Transcribe the whole listing without a single picture.

-- start of DATA PROVIDED --

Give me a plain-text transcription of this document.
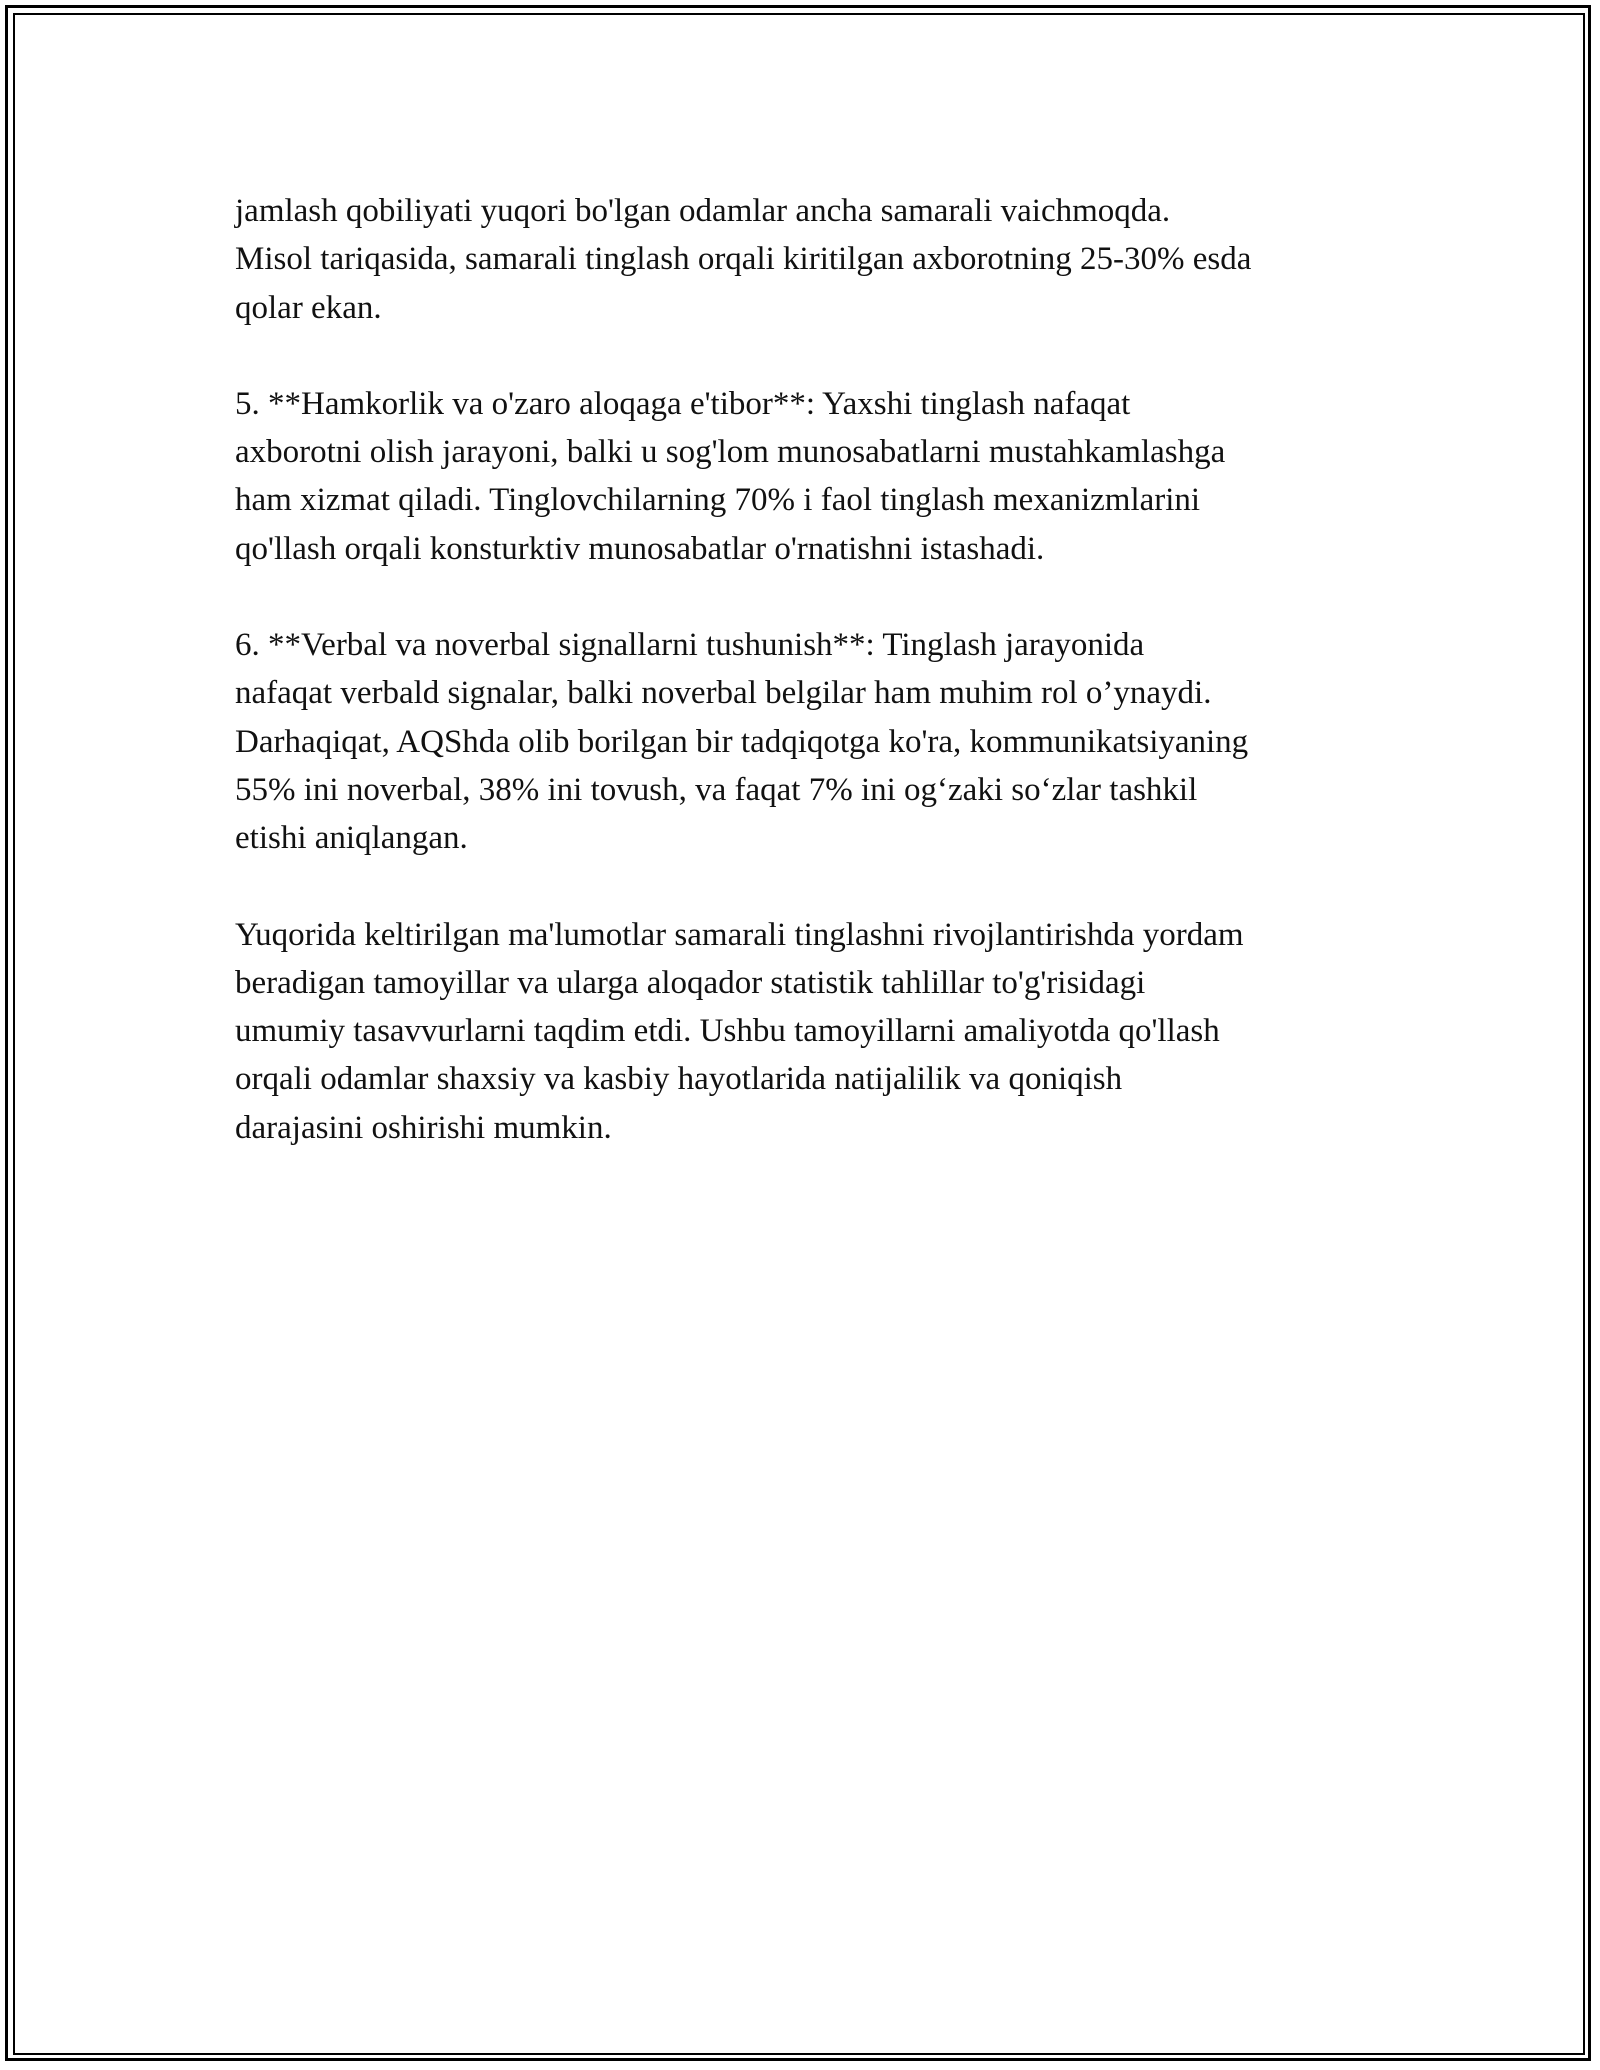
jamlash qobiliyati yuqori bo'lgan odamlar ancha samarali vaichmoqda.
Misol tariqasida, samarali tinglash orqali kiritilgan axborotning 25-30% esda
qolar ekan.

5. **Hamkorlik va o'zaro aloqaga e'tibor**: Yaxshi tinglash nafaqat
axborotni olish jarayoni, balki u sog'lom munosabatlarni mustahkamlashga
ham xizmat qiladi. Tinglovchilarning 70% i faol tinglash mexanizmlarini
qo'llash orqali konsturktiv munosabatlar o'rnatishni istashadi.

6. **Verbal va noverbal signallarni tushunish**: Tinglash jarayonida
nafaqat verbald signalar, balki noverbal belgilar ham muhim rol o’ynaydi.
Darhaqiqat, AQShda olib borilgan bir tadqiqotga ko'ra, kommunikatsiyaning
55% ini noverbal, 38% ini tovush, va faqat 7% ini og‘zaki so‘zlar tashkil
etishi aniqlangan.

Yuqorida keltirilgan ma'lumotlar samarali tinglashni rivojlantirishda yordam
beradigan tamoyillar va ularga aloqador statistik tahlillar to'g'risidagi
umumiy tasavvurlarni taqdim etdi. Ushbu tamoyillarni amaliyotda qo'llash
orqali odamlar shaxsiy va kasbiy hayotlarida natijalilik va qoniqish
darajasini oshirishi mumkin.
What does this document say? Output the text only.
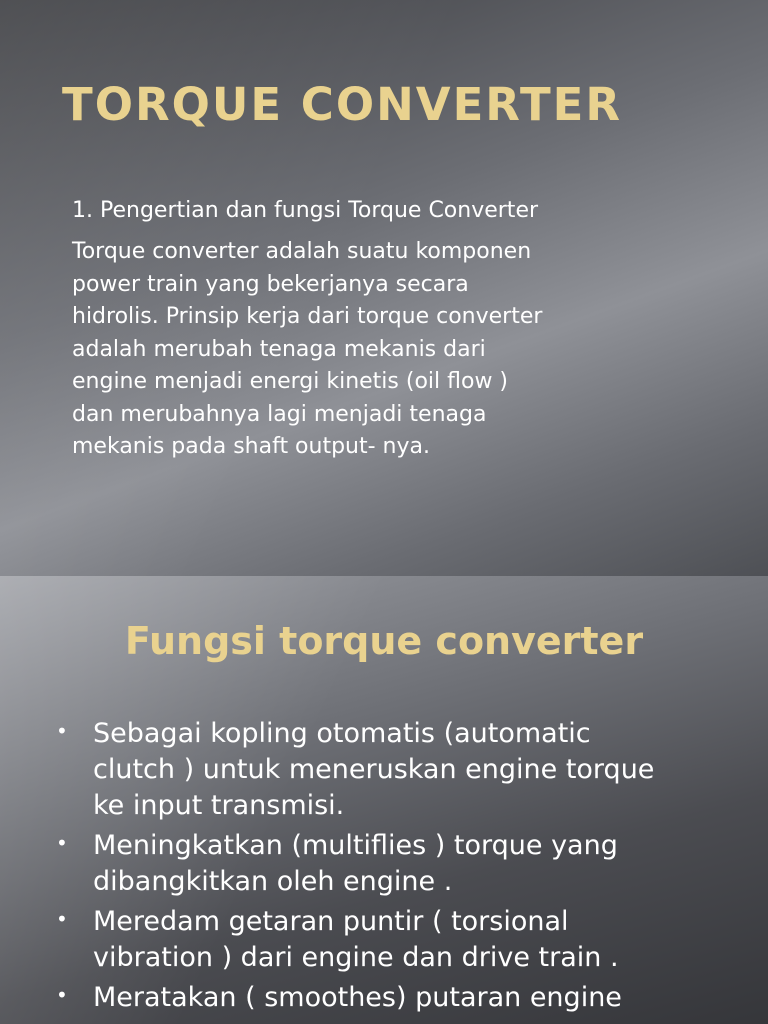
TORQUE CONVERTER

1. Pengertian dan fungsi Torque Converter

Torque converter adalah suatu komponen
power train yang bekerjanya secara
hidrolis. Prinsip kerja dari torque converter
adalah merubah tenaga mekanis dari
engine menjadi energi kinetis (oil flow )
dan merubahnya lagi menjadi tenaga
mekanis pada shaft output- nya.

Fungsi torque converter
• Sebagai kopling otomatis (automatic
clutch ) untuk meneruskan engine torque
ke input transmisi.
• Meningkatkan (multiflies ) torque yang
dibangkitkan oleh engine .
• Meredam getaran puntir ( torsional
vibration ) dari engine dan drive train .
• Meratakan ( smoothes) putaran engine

-- end of DATA PROVIDED --

_THE ANSWER_
Give me a plain-text transcription of this document.
jamlash qobiliyati yuqori bo'lgan odamlar ancha samarali vaichmoqda.
Misol tariqasida, samarali tinglash orqali kiritilgan axborotning 25-30% esda
qolar ekan.

5. **Hamkorlik va o'zaro aloqaga e'tibor**: Yaxshi tinglash nafaqat
axborotni olish jarayoni, balki u sog'lom munosabatlarni mustahkamlashga
ham xizmat qiladi. Tinglovchilarning 70% i faol tinglash mexanizmlarini
qo'llash orqali konsturktiv munosabatlar o'rnatishni istashadi.

6. **Verbal va noverbal signallarni tushunish**: Tinglash jarayonida
nafaqat verbald signalar, balki noverbal belgilar ham muhim rol o’ynaydi.
Darhaqiqat, AQShda olib borilgan bir tadqiqotga ko'ra, kommunikatsiyaning
55% ini noverbal, 38% ini tovush, va faqat 7% ini og‘zaki so‘zlar tashkil
etishi aniqlangan.

Yuqorida keltirilgan ma'lumotlar samarali tinglashni rivojlantirishda yordam
beradigan tamoyillar va ularga aloqador statistik tahlillar to'g'risidagi
umumiy tasavvurlarni taqdim etdi. Ushbu tamoyillarni amaliyotda qo'llash
orqali odamlar shaxsiy va kasbiy hayotlarida natijalilik va qoniqish
darajasini oshirishi mumkin.
What does this document say? Output the text only.
TORQUE CONVERTER

1. Pengertian dan fungsi Torque Converter

Torque converter adalah suatu komponen
power train yang bekerjanya secara
hidrolis. Prinsip kerja dari torque converter
adalah merubah tenaga mekanis dari
engine menjadi energi kinetis (oil flow )
dan merubahnya lagi menjadi tenaga
mekanis pada shaft output- nya.

Fungsi torque converter
• Sebagai kopling otomatis (automatic
clutch ) untuk meneruskan engine torque
ke input transmisi.
• Meningkatkan (multiflies ) torque yang
dibangkitkan oleh engine .
• Meredam getaran puntir ( torsional
vibration ) dari engine dan drive train .
• Meratakan ( smoothes) putaran engine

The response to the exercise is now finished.